____ RECORDS TO USE

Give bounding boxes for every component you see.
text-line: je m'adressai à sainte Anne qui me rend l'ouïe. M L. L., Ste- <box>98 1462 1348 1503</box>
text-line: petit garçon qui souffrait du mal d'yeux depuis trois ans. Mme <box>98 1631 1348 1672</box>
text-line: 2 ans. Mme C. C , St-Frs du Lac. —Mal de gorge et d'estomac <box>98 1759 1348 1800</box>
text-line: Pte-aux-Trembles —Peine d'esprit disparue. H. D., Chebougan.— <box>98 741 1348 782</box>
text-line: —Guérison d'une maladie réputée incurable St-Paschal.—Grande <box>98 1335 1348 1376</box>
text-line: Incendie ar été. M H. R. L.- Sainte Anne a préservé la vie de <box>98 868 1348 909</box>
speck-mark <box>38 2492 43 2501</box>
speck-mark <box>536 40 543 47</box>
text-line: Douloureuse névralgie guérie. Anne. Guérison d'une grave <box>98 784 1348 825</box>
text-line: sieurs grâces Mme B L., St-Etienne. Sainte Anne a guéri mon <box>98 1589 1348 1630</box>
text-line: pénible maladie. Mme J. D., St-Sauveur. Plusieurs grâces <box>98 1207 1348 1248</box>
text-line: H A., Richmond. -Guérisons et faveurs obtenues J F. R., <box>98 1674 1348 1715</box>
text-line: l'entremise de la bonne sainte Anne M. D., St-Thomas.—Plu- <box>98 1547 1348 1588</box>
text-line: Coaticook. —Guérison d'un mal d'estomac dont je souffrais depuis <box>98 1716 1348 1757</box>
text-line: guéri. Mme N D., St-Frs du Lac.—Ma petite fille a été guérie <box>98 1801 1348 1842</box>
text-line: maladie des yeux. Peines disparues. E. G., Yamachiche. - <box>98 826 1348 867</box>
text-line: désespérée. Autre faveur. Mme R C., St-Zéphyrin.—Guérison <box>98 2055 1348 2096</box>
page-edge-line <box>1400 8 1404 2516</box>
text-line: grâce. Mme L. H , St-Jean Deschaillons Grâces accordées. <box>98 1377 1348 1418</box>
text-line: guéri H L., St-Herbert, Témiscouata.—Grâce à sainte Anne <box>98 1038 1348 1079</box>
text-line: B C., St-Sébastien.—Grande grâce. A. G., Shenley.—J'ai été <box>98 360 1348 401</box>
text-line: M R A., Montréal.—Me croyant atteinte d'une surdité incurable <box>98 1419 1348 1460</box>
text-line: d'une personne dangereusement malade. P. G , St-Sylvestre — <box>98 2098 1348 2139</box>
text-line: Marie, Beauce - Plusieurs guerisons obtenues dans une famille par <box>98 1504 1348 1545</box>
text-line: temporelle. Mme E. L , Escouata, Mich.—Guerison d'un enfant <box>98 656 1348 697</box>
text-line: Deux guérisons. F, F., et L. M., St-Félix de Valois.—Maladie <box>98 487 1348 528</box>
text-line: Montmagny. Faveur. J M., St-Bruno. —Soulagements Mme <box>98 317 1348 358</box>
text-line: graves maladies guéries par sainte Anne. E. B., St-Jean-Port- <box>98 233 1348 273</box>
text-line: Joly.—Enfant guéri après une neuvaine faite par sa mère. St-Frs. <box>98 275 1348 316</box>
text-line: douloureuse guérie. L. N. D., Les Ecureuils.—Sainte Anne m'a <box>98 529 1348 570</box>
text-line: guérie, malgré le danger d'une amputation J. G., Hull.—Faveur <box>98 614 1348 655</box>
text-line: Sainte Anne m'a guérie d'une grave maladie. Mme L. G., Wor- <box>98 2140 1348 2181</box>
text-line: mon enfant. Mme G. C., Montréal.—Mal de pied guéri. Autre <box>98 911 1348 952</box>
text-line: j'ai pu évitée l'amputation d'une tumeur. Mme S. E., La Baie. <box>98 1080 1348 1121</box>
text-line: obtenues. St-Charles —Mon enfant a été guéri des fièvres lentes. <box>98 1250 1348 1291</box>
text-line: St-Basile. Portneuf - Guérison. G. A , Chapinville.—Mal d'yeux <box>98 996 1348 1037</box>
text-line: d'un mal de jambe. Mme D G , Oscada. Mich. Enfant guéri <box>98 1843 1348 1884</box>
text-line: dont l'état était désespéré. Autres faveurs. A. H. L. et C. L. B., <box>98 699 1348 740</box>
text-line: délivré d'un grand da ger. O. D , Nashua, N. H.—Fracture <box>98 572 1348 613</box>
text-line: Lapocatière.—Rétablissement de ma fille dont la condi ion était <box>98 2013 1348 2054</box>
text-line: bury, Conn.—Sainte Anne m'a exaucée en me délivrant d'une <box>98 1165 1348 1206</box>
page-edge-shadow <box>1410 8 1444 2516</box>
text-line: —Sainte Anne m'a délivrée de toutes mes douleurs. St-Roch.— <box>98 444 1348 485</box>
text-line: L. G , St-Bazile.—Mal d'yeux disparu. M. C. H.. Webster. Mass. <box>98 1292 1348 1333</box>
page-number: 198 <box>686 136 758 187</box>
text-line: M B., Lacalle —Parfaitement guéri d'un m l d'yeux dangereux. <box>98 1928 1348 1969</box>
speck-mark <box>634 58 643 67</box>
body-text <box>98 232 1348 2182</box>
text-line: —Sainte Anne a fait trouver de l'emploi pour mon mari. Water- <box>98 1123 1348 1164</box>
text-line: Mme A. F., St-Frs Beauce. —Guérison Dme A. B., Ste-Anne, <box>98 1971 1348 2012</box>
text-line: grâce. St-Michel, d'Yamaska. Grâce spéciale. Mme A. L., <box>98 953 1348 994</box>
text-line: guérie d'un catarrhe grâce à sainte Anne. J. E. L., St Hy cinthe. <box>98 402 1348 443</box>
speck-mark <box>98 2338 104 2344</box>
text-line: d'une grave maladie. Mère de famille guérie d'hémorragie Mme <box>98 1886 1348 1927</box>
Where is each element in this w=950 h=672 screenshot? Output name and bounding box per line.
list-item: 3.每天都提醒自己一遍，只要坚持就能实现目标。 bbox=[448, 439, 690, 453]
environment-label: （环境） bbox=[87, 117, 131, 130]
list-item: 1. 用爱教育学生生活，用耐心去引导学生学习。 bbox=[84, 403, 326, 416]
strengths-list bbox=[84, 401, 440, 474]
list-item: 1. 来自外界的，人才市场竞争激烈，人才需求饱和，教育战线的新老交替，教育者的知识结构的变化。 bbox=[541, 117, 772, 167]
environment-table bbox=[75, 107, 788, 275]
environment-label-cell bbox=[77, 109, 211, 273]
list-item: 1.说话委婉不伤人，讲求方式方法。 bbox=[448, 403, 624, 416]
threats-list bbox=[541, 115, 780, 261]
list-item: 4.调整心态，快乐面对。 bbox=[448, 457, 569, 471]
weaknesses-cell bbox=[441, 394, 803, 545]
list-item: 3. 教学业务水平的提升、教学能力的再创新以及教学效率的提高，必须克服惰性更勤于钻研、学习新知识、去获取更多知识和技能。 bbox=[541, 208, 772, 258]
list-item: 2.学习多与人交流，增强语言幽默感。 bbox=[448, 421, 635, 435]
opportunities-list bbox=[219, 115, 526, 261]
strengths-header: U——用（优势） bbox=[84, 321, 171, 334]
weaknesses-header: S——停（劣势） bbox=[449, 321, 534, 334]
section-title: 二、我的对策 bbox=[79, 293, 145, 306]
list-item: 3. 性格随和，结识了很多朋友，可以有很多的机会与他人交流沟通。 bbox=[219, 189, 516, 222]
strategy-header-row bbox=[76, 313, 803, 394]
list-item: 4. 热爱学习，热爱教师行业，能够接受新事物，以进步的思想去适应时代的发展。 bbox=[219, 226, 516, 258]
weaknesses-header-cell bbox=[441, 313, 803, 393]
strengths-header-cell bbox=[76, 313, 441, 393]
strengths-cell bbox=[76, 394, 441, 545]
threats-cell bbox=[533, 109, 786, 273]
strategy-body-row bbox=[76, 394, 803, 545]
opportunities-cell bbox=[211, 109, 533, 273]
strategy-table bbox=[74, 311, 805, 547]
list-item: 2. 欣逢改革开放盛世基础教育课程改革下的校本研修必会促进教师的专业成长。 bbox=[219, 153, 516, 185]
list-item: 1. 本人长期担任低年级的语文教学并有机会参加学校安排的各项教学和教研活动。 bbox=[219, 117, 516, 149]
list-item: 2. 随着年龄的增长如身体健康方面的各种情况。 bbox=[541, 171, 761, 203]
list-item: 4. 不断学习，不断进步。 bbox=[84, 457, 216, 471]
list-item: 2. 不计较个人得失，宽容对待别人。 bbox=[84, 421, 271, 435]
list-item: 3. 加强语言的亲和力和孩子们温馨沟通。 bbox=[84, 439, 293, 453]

________

**WHAT IS ASKED:**
Give as a numbered list everything from the start of the records down to the line containing "text-line: Pte-aux-Trembles —Peine", including that line. Leave out any blank lines.

**COMPLETED TASK:**
1. Give bounding boxes for every component you see.
2. text-line: je m'adressai à sainte Anne qui me rend l'ouïe. M L. L., Ste- <box>98 1462 1348 1503</box>
3. text-line: petit garçon qui souffrait du mal d'yeux depuis trois ans. Mme <box>98 1631 1348 1672</box>
4. text-line: 2 ans. Mme C. C , St-Frs du Lac. —Mal de gorge et d'estomac <box>98 1759 1348 1800</box>
5. text-line: Pte-aux-Trembles —Peine d'esprit disparue. H. D., Chebougan.— <box>98 741 1348 782</box>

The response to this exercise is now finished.